--- start AVAILABLE RECORDS ---

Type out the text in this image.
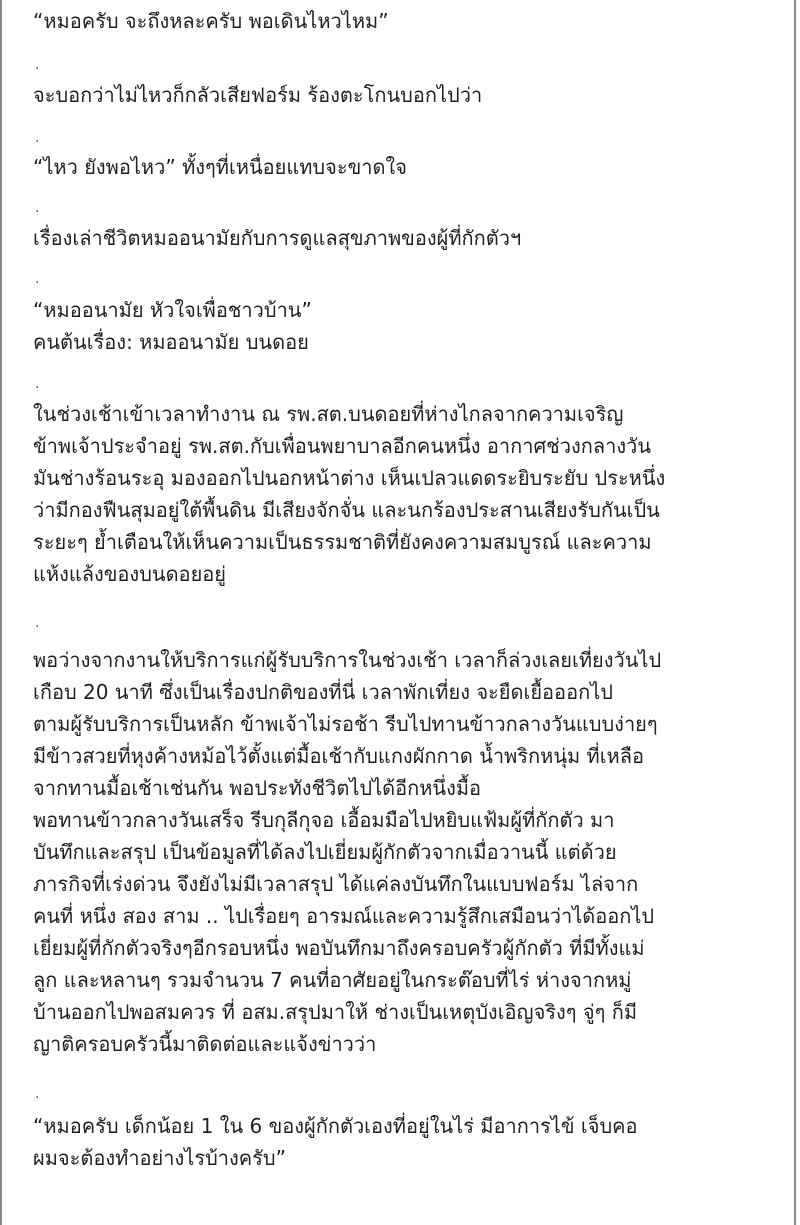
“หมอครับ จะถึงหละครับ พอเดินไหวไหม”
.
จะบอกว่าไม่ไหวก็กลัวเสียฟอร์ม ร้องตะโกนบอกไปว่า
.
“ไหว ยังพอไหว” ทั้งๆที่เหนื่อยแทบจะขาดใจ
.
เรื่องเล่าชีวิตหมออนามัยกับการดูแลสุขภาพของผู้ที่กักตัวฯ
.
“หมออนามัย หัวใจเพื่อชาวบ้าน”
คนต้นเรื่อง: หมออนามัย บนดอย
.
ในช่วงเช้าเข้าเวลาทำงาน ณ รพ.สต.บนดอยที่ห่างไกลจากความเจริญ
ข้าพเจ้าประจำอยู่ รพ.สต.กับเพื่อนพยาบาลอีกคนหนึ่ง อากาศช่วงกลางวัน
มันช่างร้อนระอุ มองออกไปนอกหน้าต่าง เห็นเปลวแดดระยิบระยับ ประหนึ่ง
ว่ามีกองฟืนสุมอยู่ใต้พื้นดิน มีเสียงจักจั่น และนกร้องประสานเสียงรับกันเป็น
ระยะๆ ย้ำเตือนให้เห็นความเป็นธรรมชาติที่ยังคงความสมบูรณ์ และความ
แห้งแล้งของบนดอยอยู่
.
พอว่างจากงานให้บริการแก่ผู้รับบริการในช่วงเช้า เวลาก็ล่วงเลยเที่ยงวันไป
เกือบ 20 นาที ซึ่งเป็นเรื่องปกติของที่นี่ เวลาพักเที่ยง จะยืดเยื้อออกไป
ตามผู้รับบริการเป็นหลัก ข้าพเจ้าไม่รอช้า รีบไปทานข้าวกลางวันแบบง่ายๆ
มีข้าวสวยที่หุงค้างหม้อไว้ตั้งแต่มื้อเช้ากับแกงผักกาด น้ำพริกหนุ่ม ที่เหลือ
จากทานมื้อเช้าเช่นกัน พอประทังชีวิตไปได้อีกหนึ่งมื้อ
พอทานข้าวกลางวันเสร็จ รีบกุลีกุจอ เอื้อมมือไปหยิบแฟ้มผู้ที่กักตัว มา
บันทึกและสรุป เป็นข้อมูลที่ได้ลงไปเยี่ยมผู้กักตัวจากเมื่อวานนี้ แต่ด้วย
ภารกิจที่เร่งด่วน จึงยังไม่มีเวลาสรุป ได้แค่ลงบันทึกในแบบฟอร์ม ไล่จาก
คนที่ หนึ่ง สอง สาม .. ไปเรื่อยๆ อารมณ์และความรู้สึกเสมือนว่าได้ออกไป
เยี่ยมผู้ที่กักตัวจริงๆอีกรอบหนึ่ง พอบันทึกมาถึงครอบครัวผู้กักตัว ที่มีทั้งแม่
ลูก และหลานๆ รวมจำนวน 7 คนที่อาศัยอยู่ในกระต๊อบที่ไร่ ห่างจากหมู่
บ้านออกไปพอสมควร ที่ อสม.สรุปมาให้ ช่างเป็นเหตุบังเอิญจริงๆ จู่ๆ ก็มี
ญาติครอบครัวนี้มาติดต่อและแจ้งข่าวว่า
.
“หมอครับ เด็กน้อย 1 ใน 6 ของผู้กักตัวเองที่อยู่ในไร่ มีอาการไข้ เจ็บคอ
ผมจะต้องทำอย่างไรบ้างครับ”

--- end AVAILABLE RECORDS ---
--- start AVAILABLE RECORDS ---

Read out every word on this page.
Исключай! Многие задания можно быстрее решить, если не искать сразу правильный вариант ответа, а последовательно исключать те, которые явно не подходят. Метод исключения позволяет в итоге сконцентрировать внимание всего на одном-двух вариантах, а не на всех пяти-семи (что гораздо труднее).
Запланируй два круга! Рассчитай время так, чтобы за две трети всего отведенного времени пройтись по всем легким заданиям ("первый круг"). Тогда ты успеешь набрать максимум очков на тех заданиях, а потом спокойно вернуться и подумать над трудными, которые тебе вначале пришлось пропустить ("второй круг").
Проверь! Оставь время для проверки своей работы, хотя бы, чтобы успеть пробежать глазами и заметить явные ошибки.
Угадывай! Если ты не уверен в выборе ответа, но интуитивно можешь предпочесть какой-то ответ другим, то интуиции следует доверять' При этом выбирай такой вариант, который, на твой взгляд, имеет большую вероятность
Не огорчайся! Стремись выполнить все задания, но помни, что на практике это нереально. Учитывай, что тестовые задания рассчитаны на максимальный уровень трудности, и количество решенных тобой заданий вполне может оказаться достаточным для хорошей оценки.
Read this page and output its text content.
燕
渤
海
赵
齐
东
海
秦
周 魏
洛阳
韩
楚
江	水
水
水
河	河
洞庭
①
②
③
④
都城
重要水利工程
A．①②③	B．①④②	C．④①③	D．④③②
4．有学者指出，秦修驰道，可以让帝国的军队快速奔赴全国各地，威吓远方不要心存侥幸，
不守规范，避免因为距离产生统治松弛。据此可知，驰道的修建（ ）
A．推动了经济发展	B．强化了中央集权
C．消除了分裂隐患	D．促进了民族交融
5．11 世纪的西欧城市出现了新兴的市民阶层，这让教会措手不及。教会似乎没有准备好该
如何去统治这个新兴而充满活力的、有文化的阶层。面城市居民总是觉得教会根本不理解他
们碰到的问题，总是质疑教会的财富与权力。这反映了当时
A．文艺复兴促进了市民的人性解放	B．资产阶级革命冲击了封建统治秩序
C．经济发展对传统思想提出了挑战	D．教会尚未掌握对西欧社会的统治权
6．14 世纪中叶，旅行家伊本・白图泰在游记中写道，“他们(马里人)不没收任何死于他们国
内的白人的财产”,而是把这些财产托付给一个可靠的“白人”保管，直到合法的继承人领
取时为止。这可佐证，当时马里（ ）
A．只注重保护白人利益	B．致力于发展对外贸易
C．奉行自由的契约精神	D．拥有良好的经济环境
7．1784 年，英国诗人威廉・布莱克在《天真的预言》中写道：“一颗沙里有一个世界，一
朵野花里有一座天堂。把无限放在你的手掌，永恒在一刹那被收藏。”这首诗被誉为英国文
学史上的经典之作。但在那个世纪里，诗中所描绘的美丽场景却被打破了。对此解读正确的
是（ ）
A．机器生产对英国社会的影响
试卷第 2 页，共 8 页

--- end AVAILABLE RECORDS ---
--- start AVAILABLE RECORDS ---

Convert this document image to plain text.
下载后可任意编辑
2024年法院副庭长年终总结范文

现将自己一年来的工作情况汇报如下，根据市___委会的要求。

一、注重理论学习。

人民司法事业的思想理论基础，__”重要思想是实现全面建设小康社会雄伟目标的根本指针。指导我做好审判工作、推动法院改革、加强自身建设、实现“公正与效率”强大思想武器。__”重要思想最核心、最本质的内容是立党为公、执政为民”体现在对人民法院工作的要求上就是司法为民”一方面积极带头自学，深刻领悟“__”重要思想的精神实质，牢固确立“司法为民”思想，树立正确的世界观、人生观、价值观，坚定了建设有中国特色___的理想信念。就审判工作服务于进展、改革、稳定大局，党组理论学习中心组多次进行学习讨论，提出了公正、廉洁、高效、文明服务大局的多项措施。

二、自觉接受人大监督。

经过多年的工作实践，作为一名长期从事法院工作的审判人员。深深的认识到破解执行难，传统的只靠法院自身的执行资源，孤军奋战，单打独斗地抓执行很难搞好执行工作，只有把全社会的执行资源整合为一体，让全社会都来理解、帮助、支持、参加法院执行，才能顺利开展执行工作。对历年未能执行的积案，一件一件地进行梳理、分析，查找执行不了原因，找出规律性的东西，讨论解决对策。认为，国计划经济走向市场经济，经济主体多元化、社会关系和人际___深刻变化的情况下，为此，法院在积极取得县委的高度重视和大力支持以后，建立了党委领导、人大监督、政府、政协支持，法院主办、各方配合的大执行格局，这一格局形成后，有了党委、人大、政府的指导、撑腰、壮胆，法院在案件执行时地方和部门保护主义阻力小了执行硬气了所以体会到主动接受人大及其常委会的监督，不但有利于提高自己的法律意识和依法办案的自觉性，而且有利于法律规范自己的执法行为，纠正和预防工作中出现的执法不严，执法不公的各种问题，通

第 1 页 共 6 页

--- end AVAILABLE RECORDS ---

### DESCRIPTION OF THE TASK
Check each line of the records above for the word "page", then give the number of lines that have it, with no other words.

### COMPLETE RESPONSE
2